-- RECORD EXCERPTS --
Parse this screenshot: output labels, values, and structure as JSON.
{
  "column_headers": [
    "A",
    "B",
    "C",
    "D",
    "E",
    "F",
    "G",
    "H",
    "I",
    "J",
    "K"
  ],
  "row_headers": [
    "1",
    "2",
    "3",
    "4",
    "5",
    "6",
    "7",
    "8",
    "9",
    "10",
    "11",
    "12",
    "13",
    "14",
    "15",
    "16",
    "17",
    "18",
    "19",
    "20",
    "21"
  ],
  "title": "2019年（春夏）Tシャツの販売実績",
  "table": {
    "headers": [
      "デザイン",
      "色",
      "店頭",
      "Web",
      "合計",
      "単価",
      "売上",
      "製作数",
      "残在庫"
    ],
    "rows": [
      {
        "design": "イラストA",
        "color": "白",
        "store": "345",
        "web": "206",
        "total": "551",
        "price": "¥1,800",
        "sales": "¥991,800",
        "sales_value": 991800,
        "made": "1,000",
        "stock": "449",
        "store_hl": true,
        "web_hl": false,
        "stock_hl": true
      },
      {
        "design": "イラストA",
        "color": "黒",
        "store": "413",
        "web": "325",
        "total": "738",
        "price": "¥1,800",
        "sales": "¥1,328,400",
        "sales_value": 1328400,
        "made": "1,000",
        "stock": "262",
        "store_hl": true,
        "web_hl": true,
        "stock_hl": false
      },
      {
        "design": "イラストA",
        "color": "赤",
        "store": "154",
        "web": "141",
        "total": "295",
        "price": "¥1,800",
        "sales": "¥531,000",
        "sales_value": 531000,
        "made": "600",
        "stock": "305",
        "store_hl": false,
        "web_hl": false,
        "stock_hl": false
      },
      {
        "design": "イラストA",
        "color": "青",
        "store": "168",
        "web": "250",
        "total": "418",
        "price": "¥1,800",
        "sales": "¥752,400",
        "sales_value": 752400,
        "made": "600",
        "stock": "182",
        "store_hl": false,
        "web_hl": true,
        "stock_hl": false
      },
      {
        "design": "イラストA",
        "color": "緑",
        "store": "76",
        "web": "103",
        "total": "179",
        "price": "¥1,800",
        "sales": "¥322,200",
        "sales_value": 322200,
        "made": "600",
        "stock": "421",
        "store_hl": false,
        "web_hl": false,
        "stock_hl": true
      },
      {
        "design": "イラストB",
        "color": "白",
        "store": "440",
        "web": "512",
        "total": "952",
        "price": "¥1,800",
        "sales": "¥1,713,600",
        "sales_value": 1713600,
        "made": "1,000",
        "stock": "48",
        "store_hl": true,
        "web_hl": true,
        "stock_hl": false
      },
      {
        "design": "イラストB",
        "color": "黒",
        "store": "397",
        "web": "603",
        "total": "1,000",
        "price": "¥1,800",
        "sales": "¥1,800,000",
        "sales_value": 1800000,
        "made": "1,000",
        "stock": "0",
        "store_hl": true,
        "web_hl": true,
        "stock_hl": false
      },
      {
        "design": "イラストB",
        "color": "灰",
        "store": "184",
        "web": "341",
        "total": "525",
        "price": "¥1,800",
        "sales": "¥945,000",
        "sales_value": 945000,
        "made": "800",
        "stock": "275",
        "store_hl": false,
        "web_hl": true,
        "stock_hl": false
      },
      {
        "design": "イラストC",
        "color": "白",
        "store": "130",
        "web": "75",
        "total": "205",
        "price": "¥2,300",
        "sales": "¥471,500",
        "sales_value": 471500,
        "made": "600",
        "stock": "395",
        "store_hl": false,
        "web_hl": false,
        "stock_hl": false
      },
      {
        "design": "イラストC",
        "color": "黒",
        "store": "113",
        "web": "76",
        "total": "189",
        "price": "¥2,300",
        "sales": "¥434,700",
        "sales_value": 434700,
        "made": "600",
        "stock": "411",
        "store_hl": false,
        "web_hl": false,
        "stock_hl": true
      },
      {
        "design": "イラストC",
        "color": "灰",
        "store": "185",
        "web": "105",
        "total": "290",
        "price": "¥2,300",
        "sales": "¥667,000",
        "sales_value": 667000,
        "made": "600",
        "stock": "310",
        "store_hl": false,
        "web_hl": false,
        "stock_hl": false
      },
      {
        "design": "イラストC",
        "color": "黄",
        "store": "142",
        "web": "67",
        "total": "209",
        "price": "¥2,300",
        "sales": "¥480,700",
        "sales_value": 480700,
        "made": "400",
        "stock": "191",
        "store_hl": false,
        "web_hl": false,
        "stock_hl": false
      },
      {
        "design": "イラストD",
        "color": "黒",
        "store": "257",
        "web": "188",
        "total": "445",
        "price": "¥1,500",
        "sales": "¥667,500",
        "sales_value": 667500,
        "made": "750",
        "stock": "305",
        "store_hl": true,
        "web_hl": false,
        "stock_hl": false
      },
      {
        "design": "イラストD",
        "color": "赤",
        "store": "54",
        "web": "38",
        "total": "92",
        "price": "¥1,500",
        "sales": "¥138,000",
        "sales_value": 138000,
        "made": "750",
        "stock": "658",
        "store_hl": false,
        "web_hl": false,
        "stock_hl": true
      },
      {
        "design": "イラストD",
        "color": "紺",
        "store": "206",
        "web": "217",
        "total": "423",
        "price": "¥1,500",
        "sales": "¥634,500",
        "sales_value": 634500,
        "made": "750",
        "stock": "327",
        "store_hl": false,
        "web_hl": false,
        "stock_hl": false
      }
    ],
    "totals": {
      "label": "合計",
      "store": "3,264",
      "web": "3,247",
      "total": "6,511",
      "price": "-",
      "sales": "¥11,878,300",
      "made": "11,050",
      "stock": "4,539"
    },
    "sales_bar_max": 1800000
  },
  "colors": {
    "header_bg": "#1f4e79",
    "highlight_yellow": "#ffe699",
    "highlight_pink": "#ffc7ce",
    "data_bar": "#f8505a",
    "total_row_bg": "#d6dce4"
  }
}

-- GOAL OF THE EXERCISE --
Write out all of the records above exactly as they appear.

-- FINAL RESULT --
Parse this screenshot: output labels, values, and structure as JSON.
{
  "column_headers": [
    "A",
    "B",
    "C",
    "D",
    "E",
    "F",
    "G",
    "H",
    "I",
    "J",
    "K"
  ],
  "row_headers": [
    "1",
    "2",
    "3",
    "4",
    "5",
    "6",
    "7",
    "8",
    "9",
    "10",
    "11",
    "12",
    "13",
    "14",
    "15",
    "16",
    "17",
    "18",
    "19",
    "20",
    "21"
  ],
  "title": "2019年（春夏）Tシャツの販売実績",
  "table": {
    "headers": [
      "デザイン",
      "色",
      "店頭",
      "Web",
      "合計",
      "単価",
      "売上",
      "製作数",
      "残在庫"
    ],
    "rows": [
      {
        "design": "イラストA",
        "color": "白",
        "store": "345",
        "web": "206",
        "total": "551",
        "price": "¥1,800",
        "sales": "¥991,800",
        "sales_value": 991800,
        "made": "1,000",
        "stock": "449",
        "store_hl": true,
        "web_hl": false,
        "stock_hl": true
      },
      {
        "design": "イラストA",
        "color": "黒",
        "store": "413",
        "web": "325",
        "total": "738",
        "price": "¥1,800",
        "sales": "¥1,328,400",
        "sales_value": 1328400,
        "made": "1,000",
        "stock": "262",
        "store_hl": true,
        "web_hl": true,
        "stock_hl": false
      },
      {
        "design": "イラストA",
        "color": "赤",
        "store": "154",
        "web": "141",
        "total": "295",
        "price": "¥1,800",
        "sales": "¥531,000",
        "sales_value": 531000,
        "made": "600",
        "stock": "305",
        "store_hl": false,
        "web_hl": false,
        "stock_hl": false
      },
      {
        "design": "イラストA",
        "color": "青",
        "store": "168",
        "web": "250",
        "total": "418",
        "price": "¥1,800",
        "sales": "¥752,400",
        "sales_value": 752400,
        "made": "600",
        "stock": "182",
        "store_hl": false,
        "web_hl": true,
        "stock_hl": false
      },
      {
        "design": "イラストA",
        "color": "緑",
        "store": "76",
        "web": "103",
        "total": "179",
        "price": "¥1,800",
        "sales": "¥322,200",
        "sales_value": 322200,
        "made": "600",
        "stock": "421",
        "store_hl": false,
        "web_hl": false,
        "stock_hl": true
      },
      {
        "design": "イラストB",
        "color": "白",
        "store": "440",
        "web": "512",
        "total": "952",
        "price": "¥1,800",
        "sales": "¥1,713,600",
        "sales_value": 1713600,
        "made": "1,000",
        "stock": "48",
        "store_hl": true,
        "web_hl": true,
        "stock_hl": false
      },
      {
        "design": "イラストB",
        "color": "黒",
        "store": "397",
        "web": "603",
        "total": "1,000",
        "price": "¥1,800",
        "sales": "¥1,800,000",
        "sales_value": 1800000,
        "made": "1,000",
        "stock": "0",
        "store_hl": true,
        "web_hl": true,
        "stock_hl": false
      },
      {
        "design": "イラストB",
        "color": "灰",
        "store": "184",
        "web": "341",
        "total": "525",
        "price": "¥1,800",
        "sales": "¥945,000",
        "sales_value": 945000,
        "made": "800",
        "stock": "275",
        "store_hl": false,
        "web_hl": true,
        "stock_hl": false
      },
      {
        "design": "イラストC",
        "color": "白",
        "store": "130",
        "web": "75",
        "total": "205",
        "price": "¥2,300",
        "sales": "¥471,500",
        "sales_value": 471500,
        "made": "600",
        "stock": "395",
        "store_hl": false,
        "web_hl": false,
        "stock_hl": false
      },
      {
        "design": "イラストC",
        "color": "黒",
        "store": "113",
        "web": "76",
        "total": "189",
        "price": "¥2,300",
        "sales": "¥434,700",
        "sales_value": 434700,
        "made": "600",
        "stock": "411",
        "store_hl": false,
        "web_hl": false,
        "stock_hl": true
      },
      {
        "design": "イラストC",
        "color": "灰",
        "store": "185",
        "web": "105",
        "total": "290",
        "price": "¥2,300",
        "sales": "¥667,000",
        "sales_value": 667000,
        "made": "600",
        "stock": "310",
        "store_hl": false,
        "web_hl": false,
        "stock_hl": false
      },
      {
        "design": "イラストC",
        "color": "黄",
        "store": "142",
        "web": "67",
        "total": "209",
        "price": "¥2,300",
        "sales": "¥480,700",
        "sales_value": 480700,
        "made": "400",
        "stock": "191",
        "store_hl": false,
        "web_hl": false,
        "stock_hl": false
      },
      {
        "design": "イラストD",
        "color": "黒",
        "store": "257",
        "web": "188",
        "total": "445",
        "price": "¥1,500",
        "sales": "¥667,500",
        "sales_value": 667500,
        "made": "750",
        "stock": "305",
        "store_hl": true,
        "web_hl": false,
        "stock_hl": false
      },
      {
        "design": "イラストD",
        "color": "赤",
        "store": "54",
        "web": "38",
        "total": "92",
        "price": "¥1,500",
        "sales": "¥138,000",
        "sales_value": 138000,
        "made": "750",
        "stock": "658",
        "store_hl": false,
        "web_hl": false,
        "stock_hl": true
      },
      {
        "design": "イラストD",
        "color": "紺",
        "store": "206",
        "web": "217",
        "total": "423",
        "price": "¥1,500",
        "sales": "¥634,500",
        "sales_value": 634500,
        "made": "750",
        "stock": "327",
        "store_hl": false,
        "web_hl": false,
        "stock_hl": false
      }
    ],
    "totals": {
      "label": "合計",
      "store": "3,264",
      "web": "3,247",
      "total": "6,511",
      "price": "-",
      "sales": "¥11,878,300",
      "made": "11,050",
      "stock": "4,539"
    },
    "sales_bar_max": 1800000
  },
  "colors": {
    "header_bg": "#1f4e79",
    "highlight_yellow": "#ffe699",
    "highlight_pink": "#ffc7ce",
    "data_bar": "#f8505a",
    "total_row_bg": "#d6dce4"
  }
}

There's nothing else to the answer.